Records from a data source

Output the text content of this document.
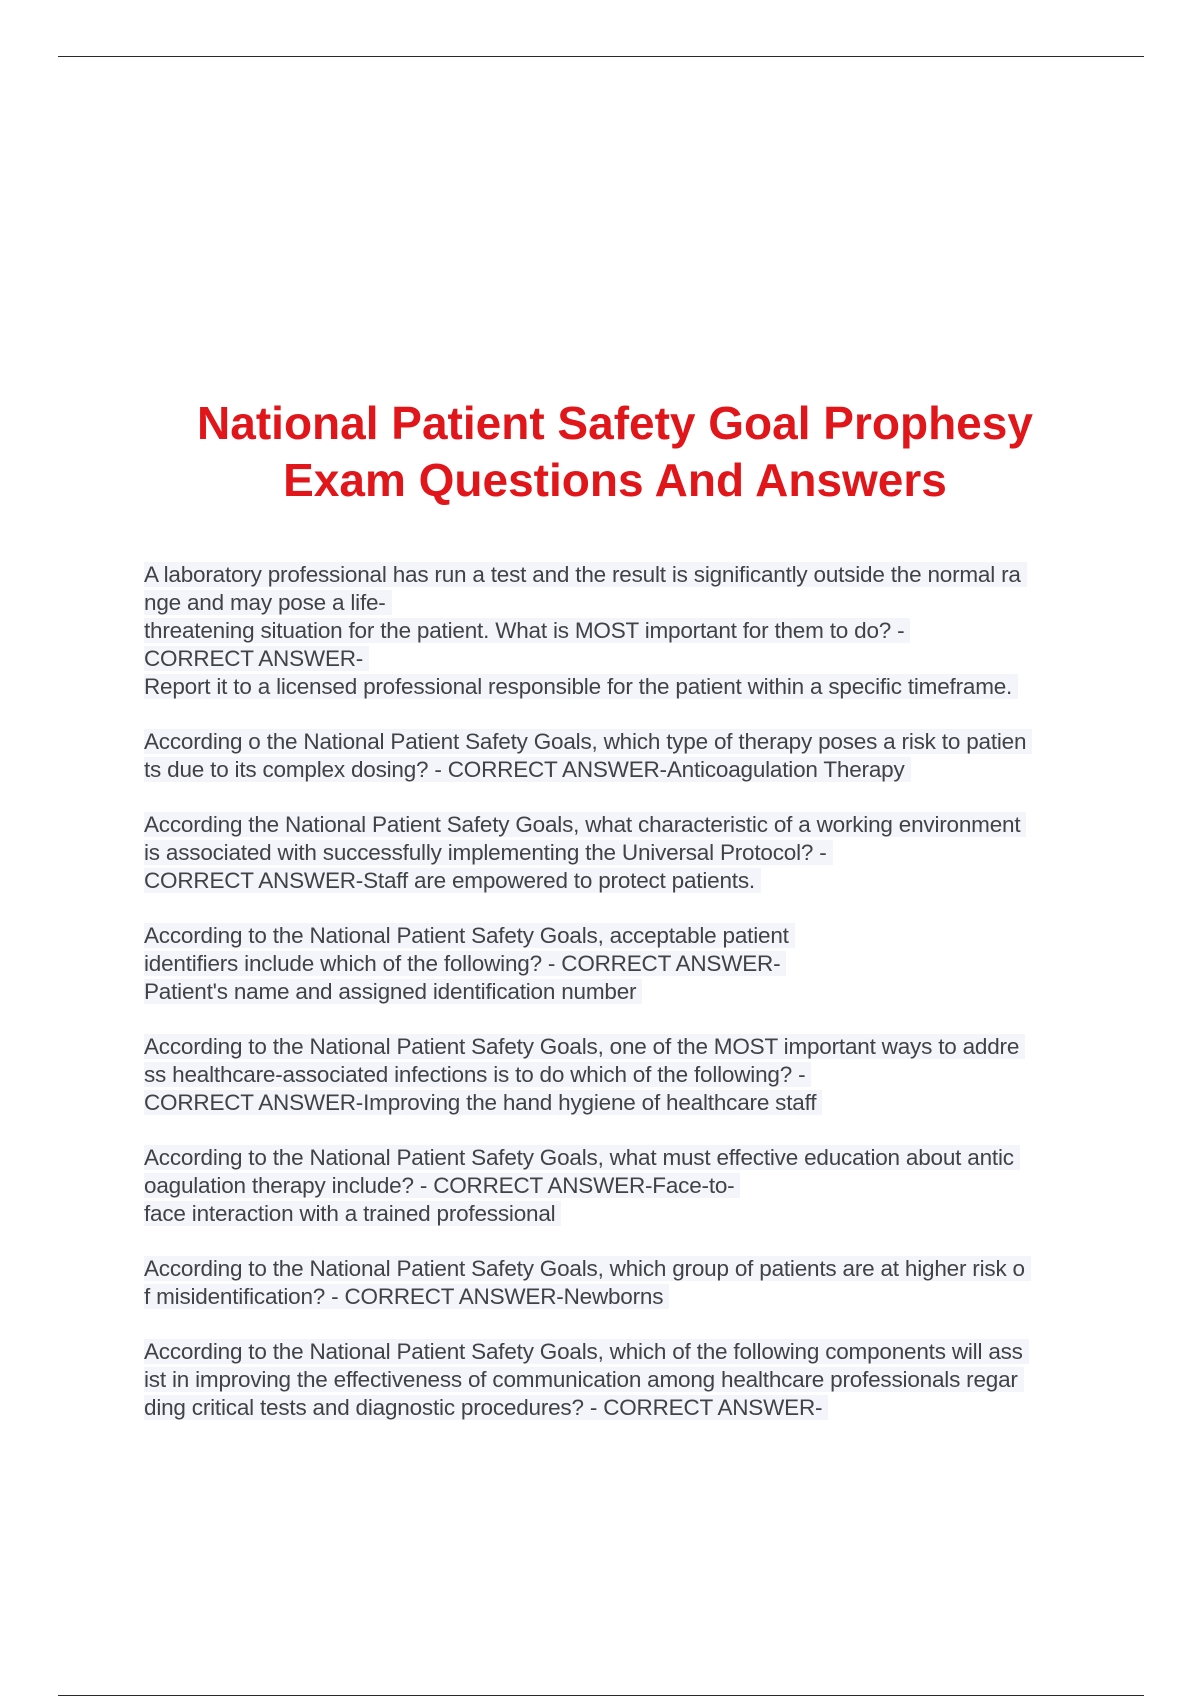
National Patient Safety Goal Prophesy
Exam Questions And Answers
A laboratory professional has run a test and the result is significantly outside the normal ra
nge and may pose a life-
threatening situation for the patient. What is MOST important for them to do? -
CORRECT ANSWER-
Report it to a licensed professional responsible for the patient within a specific timeframe.
According o the National Patient Safety Goals, which type of therapy poses a risk to patien
ts due to its complex dosing? - CORRECT ANSWER-Anticoagulation Therapy
According the National Patient Safety Goals, what characteristic of a working environment
is associated with successfully implementing the Universal Protocol? -
CORRECT ANSWER-Staff are empowered to protect patients.
According to the National Patient Safety Goals, acceptable patient
identifiers include which of the following? - CORRECT ANSWER-
Patient's name and assigned identification number
According to the National Patient Safety Goals, one of the MOST important ways to addre
ss healthcare-associated infections is to do which of the following? -
CORRECT ANSWER-Improving the hand hygiene of healthcare staff
According to the National Patient Safety Goals, what must effective education about antic
oagulation therapy include? - CORRECT ANSWER-Face-to-
face interaction with a trained professional
According to the National Patient Safety Goals, which group of patients are at higher risk o
f misidentification? - CORRECT ANSWER-Newborns
According to the National Patient Safety Goals, which of the following components will ass
ist in improving the effectiveness of communication among healthcare professionals regar
ding critical tests and diagnostic procedures? - CORRECT ANSWER-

> [Exercise details] Without including any picture, repeat the data exactly.

> [Result of the task]
Output the text content of this document.
National Patient Safety Goal Prophesy
Exam Questions And Answers
A laboratory professional has run a test and the result is significantly outside the normal ra
nge and may pose a life-
threatening situation for the patient. What is MOST important for them to do? -
CORRECT ANSWER-
Report it to a licensed professional responsible for the patient within a specific timeframe.
According o the National Patient Safety Goals, which type of therapy poses a risk to patien
ts due to its complex dosing? - CORRECT ANSWER-Anticoagulation Therapy
According the National Patient Safety Goals, what characteristic of a working environment
is associated with successfully implementing the Universal Protocol? -
CORRECT ANSWER-Staff are empowered to protect patients.
According to the National Patient Safety Goals, acceptable patient
identifiers include which of the following? - CORRECT ANSWER-
Patient's name and assigned identification number
According to the National Patient Safety Goals, one of the MOST important ways to addre
ss healthcare-associated infections is to do which of the following? -
CORRECT ANSWER-Improving the hand hygiene of healthcare staff
According to the National Patient Safety Goals, what must effective education about antic
oagulation therapy include? - CORRECT ANSWER-Face-to-
face interaction with a trained professional
According to the National Patient Safety Goals, which group of patients are at higher risk o
f misidentification? - CORRECT ANSWER-Newborns
According to the National Patient Safety Goals, which of the following components will ass
ist in improving the effectiveness of communication among healthcare professionals regar
ding critical tests and diagnostic procedures? - CORRECT ANSWER-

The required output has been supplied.